(Work to do): Write out each line of the material again, word for word.
Start
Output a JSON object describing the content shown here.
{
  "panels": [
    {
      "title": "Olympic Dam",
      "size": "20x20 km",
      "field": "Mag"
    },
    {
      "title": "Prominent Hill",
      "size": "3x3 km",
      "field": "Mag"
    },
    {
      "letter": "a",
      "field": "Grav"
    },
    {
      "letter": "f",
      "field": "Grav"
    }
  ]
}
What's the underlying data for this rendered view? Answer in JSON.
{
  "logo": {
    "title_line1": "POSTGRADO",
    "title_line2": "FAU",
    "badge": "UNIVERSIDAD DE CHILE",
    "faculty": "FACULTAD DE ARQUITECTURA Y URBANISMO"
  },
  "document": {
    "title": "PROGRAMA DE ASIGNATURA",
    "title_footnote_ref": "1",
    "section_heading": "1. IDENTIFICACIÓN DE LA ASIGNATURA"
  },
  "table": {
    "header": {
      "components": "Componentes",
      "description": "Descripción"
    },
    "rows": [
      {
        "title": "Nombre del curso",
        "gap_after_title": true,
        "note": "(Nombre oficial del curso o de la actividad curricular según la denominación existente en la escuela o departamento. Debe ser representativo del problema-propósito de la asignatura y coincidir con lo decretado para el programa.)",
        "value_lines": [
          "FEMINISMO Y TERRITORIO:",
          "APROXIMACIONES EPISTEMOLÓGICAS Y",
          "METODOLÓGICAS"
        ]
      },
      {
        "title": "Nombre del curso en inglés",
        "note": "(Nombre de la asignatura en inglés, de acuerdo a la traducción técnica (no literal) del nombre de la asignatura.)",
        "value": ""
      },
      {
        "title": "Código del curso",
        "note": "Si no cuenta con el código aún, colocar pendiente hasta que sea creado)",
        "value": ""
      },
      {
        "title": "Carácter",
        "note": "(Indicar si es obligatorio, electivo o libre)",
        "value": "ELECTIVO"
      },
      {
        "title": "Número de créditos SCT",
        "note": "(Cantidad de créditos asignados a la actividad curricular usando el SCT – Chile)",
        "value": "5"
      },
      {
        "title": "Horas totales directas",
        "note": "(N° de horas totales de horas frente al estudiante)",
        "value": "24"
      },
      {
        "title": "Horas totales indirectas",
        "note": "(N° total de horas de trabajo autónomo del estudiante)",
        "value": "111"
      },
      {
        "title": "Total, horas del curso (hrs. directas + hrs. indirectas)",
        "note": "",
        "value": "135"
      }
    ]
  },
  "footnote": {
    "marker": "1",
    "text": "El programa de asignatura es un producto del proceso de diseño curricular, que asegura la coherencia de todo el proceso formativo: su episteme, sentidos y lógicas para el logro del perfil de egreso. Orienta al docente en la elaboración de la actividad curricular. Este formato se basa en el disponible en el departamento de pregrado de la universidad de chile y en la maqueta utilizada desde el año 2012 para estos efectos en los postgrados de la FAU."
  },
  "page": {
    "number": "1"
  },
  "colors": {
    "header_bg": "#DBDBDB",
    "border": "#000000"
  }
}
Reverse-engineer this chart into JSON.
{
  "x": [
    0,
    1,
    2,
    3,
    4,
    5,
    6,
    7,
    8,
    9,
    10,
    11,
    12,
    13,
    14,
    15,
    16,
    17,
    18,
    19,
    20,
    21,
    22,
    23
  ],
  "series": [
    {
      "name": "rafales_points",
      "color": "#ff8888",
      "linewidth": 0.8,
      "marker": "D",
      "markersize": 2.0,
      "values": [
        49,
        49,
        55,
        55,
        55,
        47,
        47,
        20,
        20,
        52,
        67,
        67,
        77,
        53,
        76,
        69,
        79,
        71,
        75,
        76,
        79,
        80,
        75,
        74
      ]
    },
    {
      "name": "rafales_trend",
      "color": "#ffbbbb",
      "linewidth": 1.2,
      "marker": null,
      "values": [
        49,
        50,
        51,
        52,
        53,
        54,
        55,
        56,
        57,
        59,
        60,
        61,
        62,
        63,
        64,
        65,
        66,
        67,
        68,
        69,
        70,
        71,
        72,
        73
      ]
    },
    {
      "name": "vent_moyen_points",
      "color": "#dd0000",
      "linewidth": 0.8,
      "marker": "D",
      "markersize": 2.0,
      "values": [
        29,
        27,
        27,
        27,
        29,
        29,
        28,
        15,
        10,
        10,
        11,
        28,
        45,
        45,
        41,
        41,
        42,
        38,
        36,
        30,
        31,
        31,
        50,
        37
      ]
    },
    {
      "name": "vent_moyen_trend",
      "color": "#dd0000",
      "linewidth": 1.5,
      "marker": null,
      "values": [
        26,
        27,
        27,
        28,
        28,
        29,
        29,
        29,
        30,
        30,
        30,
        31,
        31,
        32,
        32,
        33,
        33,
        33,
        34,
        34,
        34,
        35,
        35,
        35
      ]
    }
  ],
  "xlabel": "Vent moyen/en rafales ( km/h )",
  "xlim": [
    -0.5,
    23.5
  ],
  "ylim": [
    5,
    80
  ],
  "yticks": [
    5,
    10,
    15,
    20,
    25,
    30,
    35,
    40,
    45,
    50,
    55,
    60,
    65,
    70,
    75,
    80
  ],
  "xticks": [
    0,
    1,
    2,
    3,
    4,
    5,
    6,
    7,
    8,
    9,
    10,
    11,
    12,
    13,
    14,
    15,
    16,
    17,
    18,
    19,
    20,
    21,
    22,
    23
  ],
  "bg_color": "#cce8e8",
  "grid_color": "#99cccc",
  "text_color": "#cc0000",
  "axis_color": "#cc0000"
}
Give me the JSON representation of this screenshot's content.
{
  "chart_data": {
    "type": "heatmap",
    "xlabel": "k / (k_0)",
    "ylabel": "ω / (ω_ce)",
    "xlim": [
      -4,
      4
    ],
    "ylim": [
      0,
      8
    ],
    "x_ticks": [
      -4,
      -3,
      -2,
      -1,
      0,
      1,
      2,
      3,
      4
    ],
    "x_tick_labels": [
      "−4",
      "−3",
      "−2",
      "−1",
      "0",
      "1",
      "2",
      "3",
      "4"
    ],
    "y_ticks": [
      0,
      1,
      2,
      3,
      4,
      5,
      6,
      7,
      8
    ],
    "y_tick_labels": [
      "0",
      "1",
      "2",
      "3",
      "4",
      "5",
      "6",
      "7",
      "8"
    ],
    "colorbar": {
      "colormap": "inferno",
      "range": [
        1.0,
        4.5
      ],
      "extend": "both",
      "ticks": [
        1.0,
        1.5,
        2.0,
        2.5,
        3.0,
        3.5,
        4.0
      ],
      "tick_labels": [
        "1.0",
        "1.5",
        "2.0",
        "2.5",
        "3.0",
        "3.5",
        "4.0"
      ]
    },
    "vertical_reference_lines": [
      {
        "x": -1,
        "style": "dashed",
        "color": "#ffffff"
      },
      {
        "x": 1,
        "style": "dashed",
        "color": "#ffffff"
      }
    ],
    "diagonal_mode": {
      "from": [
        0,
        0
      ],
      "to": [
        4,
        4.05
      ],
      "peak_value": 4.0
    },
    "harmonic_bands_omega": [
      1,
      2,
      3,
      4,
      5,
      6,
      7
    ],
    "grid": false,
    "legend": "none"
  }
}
End
(Output for this task):
Output a JSON object describing the content shown here.
{
  "panels": [
    {
      "title": "Olympic Dam",
      "size": "20x20 km",
      "field": "Mag"
    },
    {
      "title": "Prominent Hill",
      "size": "3x3 km",
      "field": "Mag"
    },
    {
      "letter": "a",
      "field": "Grav"
    },
    {
      "letter": "f",
      "field": "Grav"
    }
  ]
}
What's the underlying data for this rendered view? Answer in JSON.
{
  "logo": {
    "title_line1": "POSTGRADO",
    "title_line2": "FAU",
    "badge": "UNIVERSIDAD DE CHILE",
    "faculty": "FACULTAD DE ARQUITECTURA Y URBANISMO"
  },
  "document": {
    "title": "PROGRAMA DE ASIGNATURA",
    "title_footnote_ref": "1",
    "section_heading": "1. IDENTIFICACIÓN DE LA ASIGNATURA"
  },
  "table": {
    "header": {
      "components": "Componentes",
      "description": "Descripción"
    },
    "rows": [
      {
        "title": "Nombre del curso",
        "gap_after_title": true,
        "note": "(Nombre oficial del curso o de la actividad curricular según la denominación existente en la escuela o departamento. Debe ser representativo del problema-propósito de la asignatura y coincidir con lo decretado para el programa.)",
        "value_lines": [
          "FEMINISMO Y TERRITORIO:",
          "APROXIMACIONES EPISTEMOLÓGICAS Y",
          "METODOLÓGICAS"
        ]
      },
      {
        "title": "Nombre del curso en inglés",
        "note": "(Nombre de la asignatura en inglés, de acuerdo a la traducción técnica (no literal) del nombre de la asignatura.)",
        "value": ""
      },
      {
        "title": "Código del curso",
        "note": "Si no cuenta con el código aún, colocar pendiente hasta que sea creado)",
        "value": ""
      },
      {
        "title": "Carácter",
        "note": "(Indicar si es obligatorio, electivo o libre)",
        "value": "ELECTIVO"
      },
      {
        "title": "Número de créditos SCT",
        "note": "(Cantidad de créditos asignados a la actividad curricular usando el SCT – Chile)",
        "value": "5"
      },
      {
        "title": "Horas totales directas",
        "note": "(N° de horas totales de horas frente al estudiante)",
        "value": "24"
      },
      {
        "title": "Horas totales indirectas",
        "note": "(N° total de horas de trabajo autónomo del estudiante)",
        "value": "111"
      },
      {
        "title": "Total, horas del curso (hrs. directas + hrs. indirectas)",
        "note": "",
        "value": "135"
      }
    ]
  },
  "footnote": {
    "marker": "1",
    "text": "El programa de asignatura es un producto del proceso de diseño curricular, que asegura la coherencia de todo el proceso formativo: su episteme, sentidos y lógicas para el logro del perfil de egreso. Orienta al docente en la elaboración de la actividad curricular. Este formato se basa en el disponible en el departamento de pregrado de la universidad de chile y en la maqueta utilizada desde el año 2012 para estos efectos en los postgrados de la FAU."
  },
  "page": {
    "number": "1"
  },
  "colors": {
    "header_bg": "#DBDBDB",
    "border": "#000000"
  }
}
Reverse-engineer this chart into JSON.
{
  "x": [
    0,
    1,
    2,
    3,
    4,
    5,
    6,
    7,
    8,
    9,
    10,
    11,
    12,
    13,
    14,
    15,
    16,
    17,
    18,
    19,
    20,
    21,
    22,
    23
  ],
  "series": [
    {
      "name": "rafales_points",
      "color": "#ff8888",
      "linewidth": 0.8,
      "marker": "D",
      "markersize": 2.0,
      "values": [
        49,
        49,
        55,
        55,
        55,
        47,
        47,
        20,
        20,
        52,
        67,
        67,
        77,
        53,
        76,
        69,
        79,
        71,
        75,
        76,
        79,
        80,
        75,
        74
      ]
    },
    {
      "name": "rafales_trend",
      "color": "#ffbbbb",
      "linewidth": 1.2,
      "marker": null,
      "values": [
        49,
        50,
        51,
        52,
        53,
        54,
        55,
        56,
        57,
        59,
        60,
        61,
        62,
        63,
        64,
        65,
        66,
        67,
        68,
        69,
        70,
        71,
        72,
        73
      ]
    },
    {
      "name": "vent_moyen_points",
      "color": "#dd0000",
      "linewidth": 0.8,
      "marker": "D",
      "markersize": 2.0,
      "values": [
        29,
        27,
        27,
        27,
        29,
        29,
        28,
        15,
        10,
        10,
        11,
        28,
        45,
        45,
        41,
        41,
        42,
        38,
        36,
        30,
        31,
        31,
        50,
        37
      ]
    },
    {
      "name": "vent_moyen_trend",
      "color": "#dd0000",
      "linewidth": 1.5,
      "marker": null,
      "values": [
        26,
        27,
        27,
        28,
        28,
        29,
        29,
        29,
        30,
        30,
        30,
        31,
        31,
        32,
        32,
        33,
        33,
        33,
        34,
        34,
        34,
        35,
        35,
        35
      ]
    }
  ],
  "xlabel": "Vent moyen/en rafales ( km/h )",
  "xlim": [
    -0.5,
    23.5
  ],
  "ylim": [
    5,
    80
  ],
  "yticks": [
    5,
    10,
    15,
    20,
    25,
    30,
    35,
    40,
    45,
    50,
    55,
    60,
    65,
    70,
    75,
    80
  ],
  "xticks": [
    0,
    1,
    2,
    3,
    4,
    5,
    6,
    7,
    8,
    9,
    10,
    11,
    12,
    13,
    14,
    15,
    16,
    17,
    18,
    19,
    20,
    21,
    22,
    23
  ],
  "bg_color": "#cce8e8",
  "grid_color": "#99cccc",
  "text_color": "#cc0000",
  "axis_color": "#cc0000"
}
Give me the JSON representation of this screenshot's content.
{
  "chart_data": {
    "type": "heatmap",
    "xlabel": "k / (k_0)",
    "ylabel": "ω / (ω_ce)",
    "xlim": [
      -4,
      4
    ],
    "ylim": [
      0,
      8
    ],
    "x_ticks": [
      -4,
      -3,
      -2,
      -1,
      0,
      1,
      2,
      3,
      4
    ],
    "x_tick_labels": [
      "−4",
      "−3",
      "−2",
      "−1",
      "0",
      "1",
      "2",
      "3",
      "4"
    ],
    "y_ticks": [
      0,
      1,
      2,
      3,
      4,
      5,
      6,
      7,
      8
    ],
    "y_tick_labels": [
      "0",
      "1",
      "2",
      "3",
      "4",
      "5",
      "6",
      "7",
      "8"
    ],
    "colorbar": {
      "colormap": "inferno",
      "range": [
        1.0,
        4.5
      ],
      "extend": "both",
      "ticks": [
        1.0,
        1.5,
        2.0,
        2.5,
        3.0,
        3.5,
        4.0
      ],
      "tick_labels": [
        "1.0",
        "1.5",
        "2.0",
        "2.5",
        "3.0",
        "3.5",
        "4.0"
      ]
    },
    "vertical_reference_lines": [
      {
        "x": -1,
        "style": "dashed",
        "color": "#ffffff"
      },
      {
        "x": 1,
        "style": "dashed",
        "color": "#ffffff"
      }
    ],
    "diagonal_mode": {
      "from": [
        0,
        0
      ],
      "to": [
        4,
        4.05
      ],
      "peak_value": 4.0
    },
    "harmonic_bands_omega": [
      1,
      2,
      3,
      4,
      5,
      6,
      7
    ],
    "grid": false,
    "legend": "none"
  }
}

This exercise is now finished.